# START OF Extracted entries

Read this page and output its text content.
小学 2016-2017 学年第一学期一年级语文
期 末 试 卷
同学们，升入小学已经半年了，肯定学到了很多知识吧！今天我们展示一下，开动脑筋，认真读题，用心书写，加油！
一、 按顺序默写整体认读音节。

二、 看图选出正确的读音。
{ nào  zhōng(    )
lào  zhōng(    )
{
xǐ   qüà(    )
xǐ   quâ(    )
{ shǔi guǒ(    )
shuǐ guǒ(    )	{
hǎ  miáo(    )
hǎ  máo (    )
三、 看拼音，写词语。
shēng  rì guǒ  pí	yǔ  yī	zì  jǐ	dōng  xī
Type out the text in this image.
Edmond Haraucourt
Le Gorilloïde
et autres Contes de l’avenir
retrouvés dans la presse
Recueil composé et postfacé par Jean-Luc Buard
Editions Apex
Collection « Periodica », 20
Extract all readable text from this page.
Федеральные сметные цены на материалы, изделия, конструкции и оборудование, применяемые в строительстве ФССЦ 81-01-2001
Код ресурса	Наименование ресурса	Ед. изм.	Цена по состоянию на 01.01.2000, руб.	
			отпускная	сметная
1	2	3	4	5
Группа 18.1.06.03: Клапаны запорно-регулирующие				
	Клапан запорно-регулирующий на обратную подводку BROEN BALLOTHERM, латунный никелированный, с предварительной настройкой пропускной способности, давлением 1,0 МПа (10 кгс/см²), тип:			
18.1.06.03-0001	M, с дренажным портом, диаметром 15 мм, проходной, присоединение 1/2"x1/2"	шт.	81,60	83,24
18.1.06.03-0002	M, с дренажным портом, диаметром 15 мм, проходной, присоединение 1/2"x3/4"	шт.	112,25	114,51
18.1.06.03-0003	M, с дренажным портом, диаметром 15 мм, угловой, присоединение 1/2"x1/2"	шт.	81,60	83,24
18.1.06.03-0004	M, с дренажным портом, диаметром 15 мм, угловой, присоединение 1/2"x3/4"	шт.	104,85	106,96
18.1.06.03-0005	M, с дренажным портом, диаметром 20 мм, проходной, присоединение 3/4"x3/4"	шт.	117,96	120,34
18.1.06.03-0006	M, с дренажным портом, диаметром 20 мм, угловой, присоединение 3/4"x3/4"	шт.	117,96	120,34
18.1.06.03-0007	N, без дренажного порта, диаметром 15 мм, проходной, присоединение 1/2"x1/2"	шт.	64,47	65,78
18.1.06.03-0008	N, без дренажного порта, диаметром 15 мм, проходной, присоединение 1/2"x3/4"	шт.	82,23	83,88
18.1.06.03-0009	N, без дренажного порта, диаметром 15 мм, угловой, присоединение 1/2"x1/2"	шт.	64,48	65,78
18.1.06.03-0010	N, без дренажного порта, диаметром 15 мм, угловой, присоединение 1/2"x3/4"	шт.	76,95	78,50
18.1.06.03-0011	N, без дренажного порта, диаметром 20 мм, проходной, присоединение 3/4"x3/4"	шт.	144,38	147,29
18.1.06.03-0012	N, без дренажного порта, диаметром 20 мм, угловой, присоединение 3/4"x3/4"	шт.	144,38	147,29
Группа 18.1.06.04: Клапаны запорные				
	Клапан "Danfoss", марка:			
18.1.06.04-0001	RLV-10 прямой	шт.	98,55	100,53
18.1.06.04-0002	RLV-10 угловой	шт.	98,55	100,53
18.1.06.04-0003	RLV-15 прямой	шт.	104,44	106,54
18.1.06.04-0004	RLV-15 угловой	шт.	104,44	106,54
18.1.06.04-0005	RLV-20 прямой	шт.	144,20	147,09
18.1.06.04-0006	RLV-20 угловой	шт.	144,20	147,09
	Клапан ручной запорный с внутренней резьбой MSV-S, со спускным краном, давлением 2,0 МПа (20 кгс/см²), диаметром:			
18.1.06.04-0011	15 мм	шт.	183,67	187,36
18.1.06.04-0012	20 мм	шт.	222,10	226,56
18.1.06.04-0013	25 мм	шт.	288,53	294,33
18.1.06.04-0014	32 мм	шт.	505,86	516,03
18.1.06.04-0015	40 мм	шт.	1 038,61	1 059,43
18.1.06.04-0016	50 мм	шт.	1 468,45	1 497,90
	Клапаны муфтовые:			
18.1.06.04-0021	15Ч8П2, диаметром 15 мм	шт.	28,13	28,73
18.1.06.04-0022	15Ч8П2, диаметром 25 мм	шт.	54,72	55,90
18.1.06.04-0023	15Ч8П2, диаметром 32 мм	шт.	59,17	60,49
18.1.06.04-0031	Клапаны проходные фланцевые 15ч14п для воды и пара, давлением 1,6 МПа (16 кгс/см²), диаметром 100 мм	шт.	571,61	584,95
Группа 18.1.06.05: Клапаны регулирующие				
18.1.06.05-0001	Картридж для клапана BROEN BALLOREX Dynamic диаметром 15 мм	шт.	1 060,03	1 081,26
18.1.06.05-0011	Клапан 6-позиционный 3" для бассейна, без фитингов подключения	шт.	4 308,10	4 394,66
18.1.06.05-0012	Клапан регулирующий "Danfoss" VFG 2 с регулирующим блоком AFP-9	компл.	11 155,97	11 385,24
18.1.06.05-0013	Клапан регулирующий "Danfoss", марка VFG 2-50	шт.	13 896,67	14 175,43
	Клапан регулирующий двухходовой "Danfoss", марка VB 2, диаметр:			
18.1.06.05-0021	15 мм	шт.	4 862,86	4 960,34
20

# END OF Extracted entries

Given task. Copy each entry exactly, with nothing added or dropped.

Answer to this exercise.
Read this page and output its text content.
小学 2016-2017 学年第一学期一年级语文
期 末 试 卷
同学们，升入小学已经半年了，肯定学到了很多知识吧！今天我们展示一下，开动脑筋，认真读题，用心书写，加油！
一、 按顺序默写整体认读音节。

二、 看图选出正确的读音。
{ nào  zhōng(    )
lào  zhōng(    )
{
xǐ   qüà(    )
xǐ   quâ(    )
{ shǔi guǒ(    )
shuǐ guǒ(    )	{
hǎ  miáo(    )
hǎ  máo (    )
三、 看拼音，写词语。
shēng  rì guǒ  pí	yǔ  yī	zì  jǐ	dōng  xī
Type out the text in this image.
Edmond Haraucourt
Le Gorilloïde
et autres Contes de l’avenir
retrouvés dans la presse
Recueil composé et postfacé par Jean-Luc Buard
Editions Apex
Collection « Periodica », 20
Extract all readable text from this page.
Федеральные сметные цены на материалы, изделия, конструкции и оборудование, применяемые в строительстве ФССЦ 81-01-2001
Код ресурса	Наименование ресурса	Ед. изм.	Цена по состоянию на 01.01.2000, руб.	
			отпускная	сметная
1	2	3	4	5
Группа 18.1.06.03: Клапаны запорно-регулирующие				
	Клапан запорно-регулирующий на обратную подводку BROEN BALLOTHERM, латунный никелированный, с предварительной настройкой пропускной способности, давлением 1,0 МПа (10 кгс/см²), тип:			
18.1.06.03-0001	M, с дренажным портом, диаметром 15 мм, проходной, присоединение 1/2"x1/2"	шт.	81,60	83,24
18.1.06.03-0002	M, с дренажным портом, диаметром 15 мм, проходной, присоединение 1/2"x3/4"	шт.	112,25	114,51
18.1.06.03-0003	M, с дренажным портом, диаметром 15 мм, угловой, присоединение 1/2"x1/2"	шт.	81,60	83,24
18.1.06.03-0004	M, с дренажным портом, диаметром 15 мм, угловой, присоединение 1/2"x3/4"	шт.	104,85	106,96
18.1.06.03-0005	M, с дренажным портом, диаметром 20 мм, проходной, присоединение 3/4"x3/4"	шт.	117,96	120,34
18.1.06.03-0006	M, с дренажным портом, диаметром 20 мм, угловой, присоединение 3/4"x3/4"	шт.	117,96	120,34
18.1.06.03-0007	N, без дренажного порта, диаметром 15 мм, проходной, присоединение 1/2"x1/2"	шт.	64,47	65,78
18.1.06.03-0008	N, без дренажного порта, диаметром 15 мм, проходной, присоединение 1/2"x3/4"	шт.	82,23	83,88
18.1.06.03-0009	N, без дренажного порта, диаметром 15 мм, угловой, присоединение 1/2"x1/2"	шт.	64,48	65,78
18.1.06.03-0010	N, без дренажного порта, диаметром 15 мм, угловой, присоединение 1/2"x3/4"	шт.	76,95	78,50
18.1.06.03-0011	N, без дренажного порта, диаметром 20 мм, проходной, присоединение 3/4"x3/4"	шт.	144,38	147,29
18.1.06.03-0012	N, без дренажного порта, диаметром 20 мм, угловой, присоединение 3/4"x3/4"	шт.	144,38	147,29
Группа 18.1.06.04: Клапаны запорные				
	Клапан "Danfoss", марка:			
18.1.06.04-0001	RLV-10 прямой	шт.	98,55	100,53
18.1.06.04-0002	RLV-10 угловой	шт.	98,55	100,53
18.1.06.04-0003	RLV-15 прямой	шт.	104,44	106,54
18.1.06.04-0004	RLV-15 угловой	шт.	104,44	106,54
18.1.06.04-0005	RLV-20 прямой	шт.	144,20	147,09
18.1.06.04-0006	RLV-20 угловой	шт.	144,20	147,09
	Клапан ручной запорный с внутренней резьбой MSV-S, со спускным краном, давлением 2,0 МПа (20 кгс/см²), диаметром:			
18.1.06.04-0011	15 мм	шт.	183,67	187,36
18.1.06.04-0012	20 мм	шт.	222,10	226,56
18.1.06.04-0013	25 мм	шт.	288,53	294,33
18.1.06.04-0014	32 мм	шт.	505,86	516,03
18.1.06.04-0015	40 мм	шт.	1 038,61	1 059,43
18.1.06.04-0016	50 мм	шт.	1 468,45	1 497,90
	Клапаны муфтовые:			
18.1.06.04-0021	15Ч8П2, диаметром 15 мм	шт.	28,13	28,73
18.1.06.04-0022	15Ч8П2, диаметром 25 мм	шт.	54,72	55,90
18.1.06.04-0023	15Ч8П2, диаметром 32 мм	шт.	59,17	60,49
18.1.06.04-0031	Клапаны проходные фланцевые 15ч14п для воды и пара, давлением 1,6 МПа (16 кгс/см²), диаметром 100 мм	шт.	571,61	584,95
Группа 18.1.06.05: Клапаны регулирующие				
18.1.06.05-0001	Картридж для клапана BROEN BALLOREX Dynamic диаметром 15 мм	шт.	1 060,03	1 081,26
18.1.06.05-0011	Клапан 6-позиционный 3" для бассейна, без фитингов подключения	шт.	4 308,10	4 394,66
18.1.06.05-0012	Клапан регулирующий "Danfoss" VFG 2 с регулирующим блоком AFP-9	компл.	11 155,97	11 385,24
18.1.06.05-0013	Клапан регулирующий "Danfoss", марка VFG 2-50	шт.	13 896,67	14 175,43
	Клапан регулирующий двухходовой "Danfoss", марка VB 2, диаметр:			
18.1.06.05-0021	15 мм	шт.	4 862,86	4 960,34
20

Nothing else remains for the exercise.